**DO THIS:**
Reproduce all of the data below without alteration; exclude every picture.

**Records contained in a dataset:**
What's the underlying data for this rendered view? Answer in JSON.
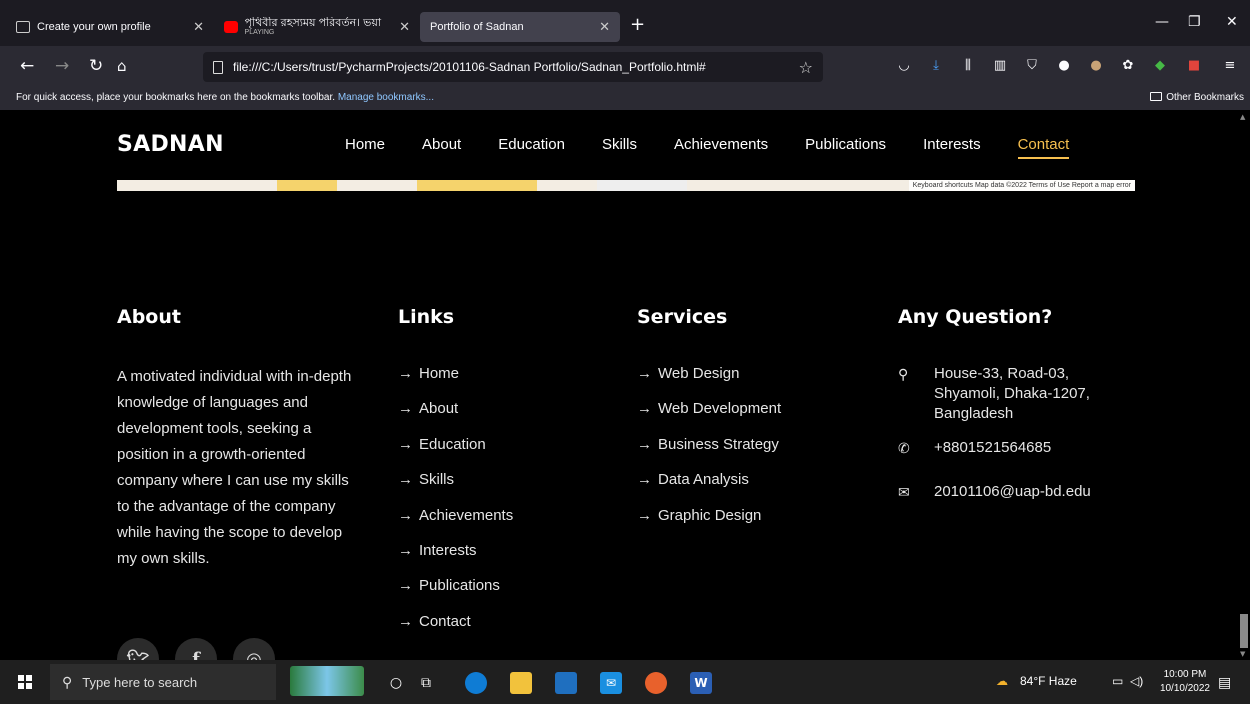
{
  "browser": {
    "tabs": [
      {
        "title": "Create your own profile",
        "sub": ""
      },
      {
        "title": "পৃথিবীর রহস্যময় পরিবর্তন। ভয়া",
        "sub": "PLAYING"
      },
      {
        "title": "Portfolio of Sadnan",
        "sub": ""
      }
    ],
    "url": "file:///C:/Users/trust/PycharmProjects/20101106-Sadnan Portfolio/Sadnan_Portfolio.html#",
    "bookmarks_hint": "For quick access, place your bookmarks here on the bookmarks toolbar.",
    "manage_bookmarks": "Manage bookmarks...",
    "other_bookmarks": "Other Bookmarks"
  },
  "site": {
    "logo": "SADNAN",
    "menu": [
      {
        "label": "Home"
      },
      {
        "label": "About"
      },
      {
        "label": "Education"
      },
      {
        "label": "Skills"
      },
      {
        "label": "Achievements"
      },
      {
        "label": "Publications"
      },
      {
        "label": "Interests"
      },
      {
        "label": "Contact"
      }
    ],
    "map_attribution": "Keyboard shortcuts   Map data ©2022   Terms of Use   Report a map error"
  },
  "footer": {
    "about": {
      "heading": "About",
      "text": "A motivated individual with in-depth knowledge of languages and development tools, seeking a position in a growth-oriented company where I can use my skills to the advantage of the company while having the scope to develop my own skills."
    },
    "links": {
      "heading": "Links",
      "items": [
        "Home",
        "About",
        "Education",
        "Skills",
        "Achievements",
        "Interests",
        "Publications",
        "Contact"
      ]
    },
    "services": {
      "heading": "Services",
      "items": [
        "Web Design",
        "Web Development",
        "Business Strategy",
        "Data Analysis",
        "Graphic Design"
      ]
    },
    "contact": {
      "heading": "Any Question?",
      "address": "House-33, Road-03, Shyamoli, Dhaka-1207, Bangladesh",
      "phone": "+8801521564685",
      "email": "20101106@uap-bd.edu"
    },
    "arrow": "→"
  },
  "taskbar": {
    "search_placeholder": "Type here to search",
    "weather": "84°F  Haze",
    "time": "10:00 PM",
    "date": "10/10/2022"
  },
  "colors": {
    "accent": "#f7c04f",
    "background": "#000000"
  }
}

**RESPONSE FOR THIS EXERCISE:**
What's the underlying data for this rendered view? Answer in JSON.
{
  "browser": {
    "tabs": [
      {
        "title": "Create your own profile",
        "sub": ""
      },
      {
        "title": "পৃথিবীর রহস্যময় পরিবর্তন। ভয়া",
        "sub": "PLAYING"
      },
      {
        "title": "Portfolio of Sadnan",
        "sub": ""
      }
    ],
    "url": "file:///C:/Users/trust/PycharmProjects/20101106-Sadnan Portfolio/Sadnan_Portfolio.html#",
    "bookmarks_hint": "For quick access, place your bookmarks here on the bookmarks toolbar.",
    "manage_bookmarks": "Manage bookmarks...",
    "other_bookmarks": "Other Bookmarks"
  },
  "site": {
    "logo": "SADNAN",
    "menu": [
      {
        "label": "Home"
      },
      {
        "label": "About"
      },
      {
        "label": "Education"
      },
      {
        "label": "Skills"
      },
      {
        "label": "Achievements"
      },
      {
        "label": "Publications"
      },
      {
        "label": "Interests"
      },
      {
        "label": "Contact"
      }
    ],
    "map_attribution": "Keyboard shortcuts   Map data ©2022   Terms of Use   Report a map error"
  },
  "footer": {
    "about": {
      "heading": "About",
      "text": "A motivated individual with in-depth knowledge of languages and development tools, seeking a position in a growth-oriented company where I can use my skills to the advantage of the company while having the scope to develop my own skills."
    },
    "links": {
      "heading": "Links",
      "items": [
        "Home",
        "About",
        "Education",
        "Skills",
        "Achievements",
        "Interests",
        "Publications",
        "Contact"
      ]
    },
    "services": {
      "heading": "Services",
      "items": [
        "Web Design",
        "Web Development",
        "Business Strategy",
        "Data Analysis",
        "Graphic Design"
      ]
    },
    "contact": {
      "heading": "Any Question?",
      "address": "House-33, Road-03, Shyamoli, Dhaka-1207, Bangladesh",
      "phone": "+8801521564685",
      "email": "20101106@uap-bd.edu"
    },
    "arrow": "→"
  },
  "taskbar": {
    "search_placeholder": "Type here to search",
    "weather": "84°F  Haze",
    "time": "10:00 PM",
    "date": "10/10/2022"
  },
  "colors": {
    "accent": "#f7c04f",
    "background": "#000000"
  }
}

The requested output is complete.